Copy the records below exactly as they appear.

Supplied information:
-----

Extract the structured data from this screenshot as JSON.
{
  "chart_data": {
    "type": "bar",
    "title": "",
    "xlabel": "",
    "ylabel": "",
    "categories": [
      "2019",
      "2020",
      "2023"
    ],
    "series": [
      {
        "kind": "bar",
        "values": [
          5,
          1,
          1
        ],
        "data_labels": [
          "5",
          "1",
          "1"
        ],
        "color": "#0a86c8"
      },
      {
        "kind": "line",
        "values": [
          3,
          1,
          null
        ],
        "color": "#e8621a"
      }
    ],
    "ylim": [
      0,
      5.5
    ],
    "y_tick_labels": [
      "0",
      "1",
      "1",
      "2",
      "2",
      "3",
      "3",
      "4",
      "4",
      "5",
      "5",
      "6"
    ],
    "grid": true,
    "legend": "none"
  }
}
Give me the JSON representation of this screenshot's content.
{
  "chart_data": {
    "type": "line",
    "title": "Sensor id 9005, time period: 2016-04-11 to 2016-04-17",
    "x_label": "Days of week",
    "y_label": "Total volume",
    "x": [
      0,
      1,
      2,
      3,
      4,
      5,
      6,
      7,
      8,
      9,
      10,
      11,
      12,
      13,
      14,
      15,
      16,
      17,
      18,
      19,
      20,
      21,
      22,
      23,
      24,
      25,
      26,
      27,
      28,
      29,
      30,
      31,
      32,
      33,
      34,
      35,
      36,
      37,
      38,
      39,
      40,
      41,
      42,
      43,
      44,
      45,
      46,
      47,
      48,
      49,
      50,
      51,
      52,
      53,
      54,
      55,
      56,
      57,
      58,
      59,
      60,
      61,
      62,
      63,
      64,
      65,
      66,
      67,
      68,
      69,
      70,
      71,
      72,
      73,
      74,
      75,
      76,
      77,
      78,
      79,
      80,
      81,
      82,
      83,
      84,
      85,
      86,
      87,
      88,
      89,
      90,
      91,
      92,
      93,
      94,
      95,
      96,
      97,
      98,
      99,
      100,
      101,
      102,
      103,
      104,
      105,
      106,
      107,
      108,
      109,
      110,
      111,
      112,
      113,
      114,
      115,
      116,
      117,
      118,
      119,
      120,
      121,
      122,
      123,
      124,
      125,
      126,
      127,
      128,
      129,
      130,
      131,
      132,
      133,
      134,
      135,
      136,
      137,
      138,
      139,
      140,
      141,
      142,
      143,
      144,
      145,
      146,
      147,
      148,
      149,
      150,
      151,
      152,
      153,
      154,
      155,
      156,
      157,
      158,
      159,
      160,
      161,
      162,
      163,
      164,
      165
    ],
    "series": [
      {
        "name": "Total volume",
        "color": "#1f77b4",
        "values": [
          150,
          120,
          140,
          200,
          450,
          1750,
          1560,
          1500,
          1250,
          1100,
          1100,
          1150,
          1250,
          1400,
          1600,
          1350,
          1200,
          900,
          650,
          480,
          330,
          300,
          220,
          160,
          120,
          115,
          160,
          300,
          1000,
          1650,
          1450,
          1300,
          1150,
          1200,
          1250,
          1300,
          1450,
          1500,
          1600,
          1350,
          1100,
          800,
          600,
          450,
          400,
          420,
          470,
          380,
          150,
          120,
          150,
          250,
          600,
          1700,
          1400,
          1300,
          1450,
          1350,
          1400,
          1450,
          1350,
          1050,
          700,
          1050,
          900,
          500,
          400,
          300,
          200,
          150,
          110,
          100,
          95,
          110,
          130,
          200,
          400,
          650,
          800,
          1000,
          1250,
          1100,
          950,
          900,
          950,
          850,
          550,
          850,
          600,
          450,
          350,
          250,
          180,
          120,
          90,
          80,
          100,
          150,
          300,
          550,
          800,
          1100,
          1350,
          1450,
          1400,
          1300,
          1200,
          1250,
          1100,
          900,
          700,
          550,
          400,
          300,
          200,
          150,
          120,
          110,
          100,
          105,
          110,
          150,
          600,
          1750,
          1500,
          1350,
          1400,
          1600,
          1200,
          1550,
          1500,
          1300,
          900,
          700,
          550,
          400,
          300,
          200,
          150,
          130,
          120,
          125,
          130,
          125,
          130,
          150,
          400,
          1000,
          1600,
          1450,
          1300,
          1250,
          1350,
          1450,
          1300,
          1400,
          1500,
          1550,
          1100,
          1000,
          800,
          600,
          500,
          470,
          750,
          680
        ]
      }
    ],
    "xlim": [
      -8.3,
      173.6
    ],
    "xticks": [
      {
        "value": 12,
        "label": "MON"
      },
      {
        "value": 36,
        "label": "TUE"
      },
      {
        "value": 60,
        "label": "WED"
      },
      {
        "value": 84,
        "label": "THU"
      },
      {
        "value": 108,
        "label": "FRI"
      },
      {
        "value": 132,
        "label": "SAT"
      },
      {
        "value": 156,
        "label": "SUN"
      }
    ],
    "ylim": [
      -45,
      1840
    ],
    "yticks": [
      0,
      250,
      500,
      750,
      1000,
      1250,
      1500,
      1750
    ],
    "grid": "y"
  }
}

-----

Exercise result:
Extract the structured data from this screenshot as JSON.
{
  "chart_data": {
    "type": "bar",
    "title": "",
    "xlabel": "",
    "ylabel": "",
    "categories": [
      "2019",
      "2020",
      "2023"
    ],
    "series": [
      {
        "kind": "bar",
        "values": [
          5,
          1,
          1
        ],
        "data_labels": [
          "5",
          "1",
          "1"
        ],
        "color": "#0a86c8"
      },
      {
        "kind": "line",
        "values": [
          3,
          1,
          null
        ],
        "color": "#e8621a"
      }
    ],
    "ylim": [
      0,
      5.5
    ],
    "y_tick_labels": [
      "0",
      "1",
      "1",
      "2",
      "2",
      "3",
      "3",
      "4",
      "4",
      "5",
      "5",
      "6"
    ],
    "grid": true,
    "legend": "none"
  }
}
Give me the JSON representation of this screenshot's content.
{
  "chart_data": {
    "type": "line",
    "title": "Sensor id 9005, time period: 2016-04-11 to 2016-04-17",
    "x_label": "Days of week",
    "y_label": "Total volume",
    "x": [
      0,
      1,
      2,
      3,
      4,
      5,
      6,
      7,
      8,
      9,
      10,
      11,
      12,
      13,
      14,
      15,
      16,
      17,
      18,
      19,
      20,
      21,
      22,
      23,
      24,
      25,
      26,
      27,
      28,
      29,
      30,
      31,
      32,
      33,
      34,
      35,
      36,
      37,
      38,
      39,
      40,
      41,
      42,
      43,
      44,
      45,
      46,
      47,
      48,
      49,
      50,
      51,
      52,
      53,
      54,
      55,
      56,
      57,
      58,
      59,
      60,
      61,
      62,
      63,
      64,
      65,
      66,
      67,
      68,
      69,
      70,
      71,
      72,
      73,
      74,
      75,
      76,
      77,
      78,
      79,
      80,
      81,
      82,
      83,
      84,
      85,
      86,
      87,
      88,
      89,
      90,
      91,
      92,
      93,
      94,
      95,
      96,
      97,
      98,
      99,
      100,
      101,
      102,
      103,
      104,
      105,
      106,
      107,
      108,
      109,
      110,
      111,
      112,
      113,
      114,
      115,
      116,
      117,
      118,
      119,
      120,
      121,
      122,
      123,
      124,
      125,
      126,
      127,
      128,
      129,
      130,
      131,
      132,
      133,
      134,
      135,
      136,
      137,
      138,
      139,
      140,
      141,
      142,
      143,
      144,
      145,
      146,
      147,
      148,
      149,
      150,
      151,
      152,
      153,
      154,
      155,
      156,
      157,
      158,
      159,
      160,
      161,
      162,
      163,
      164,
      165
    ],
    "series": [
      {
        "name": "Total volume",
        "color": "#1f77b4",
        "values": [
          150,
          120,
          140,
          200,
          450,
          1750,
          1560,
          1500,
          1250,
          1100,
          1100,
          1150,
          1250,
          1400,
          1600,
          1350,
          1200,
          900,
          650,
          480,
          330,
          300,
          220,
          160,
          120,
          115,
          160,
          300,
          1000,
          1650,
          1450,
          1300,
          1150,
          1200,
          1250,
          1300,
          1450,
          1500,
          1600,
          1350,
          1100,
          800,
          600,
          450,
          400,
          420,
          470,
          380,
          150,
          120,
          150,
          250,
          600,
          1700,
          1400,
          1300,
          1450,
          1350,
          1400,
          1450,
          1350,
          1050,
          700,
          1050,
          900,
          500,
          400,
          300,
          200,
          150,
          110,
          100,
          95,
          110,
          130,
          200,
          400,
          650,
          800,
          1000,
          1250,
          1100,
          950,
          900,
          950,
          850,
          550,
          850,
          600,
          450,
          350,
          250,
          180,
          120,
          90,
          80,
          100,
          150,
          300,
          550,
          800,
          1100,
          1350,
          1450,
          1400,
          1300,
          1200,
          1250,
          1100,
          900,
          700,
          550,
          400,
          300,
          200,
          150,
          120,
          110,
          100,
          105,
          110,
          150,
          600,
          1750,
          1500,
          1350,
          1400,
          1600,
          1200,
          1550,
          1500,
          1300,
          900,
          700,
          550,
          400,
          300,
          200,
          150,
          130,
          120,
          125,
          130,
          125,
          130,
          150,
          400,
          1000,
          1600,
          1450,
          1300,
          1250,
          1350,
          1450,
          1300,
          1400,
          1500,
          1550,
          1100,
          1000,
          800,
          600,
          500,
          470,
          750,
          680
        ]
      }
    ],
    "xlim": [
      -8.3,
      173.6
    ],
    "xticks": [
      {
        "value": 12,
        "label": "MON"
      },
      {
        "value": 36,
        "label": "TUE"
      },
      {
        "value": 60,
        "label": "WED"
      },
      {
        "value": 84,
        "label": "THU"
      },
      {
        "value": 108,
        "label": "FRI"
      },
      {
        "value": 132,
        "label": "SAT"
      },
      {
        "value": 156,
        "label": "SUN"
      }
    ],
    "ylim": [
      -45,
      1840
    ],
    "yticks": [
      0,
      250,
      500,
      750,
      1000,
      1250,
      1500,
      1750
    ],
    "grid": "y"
  }
}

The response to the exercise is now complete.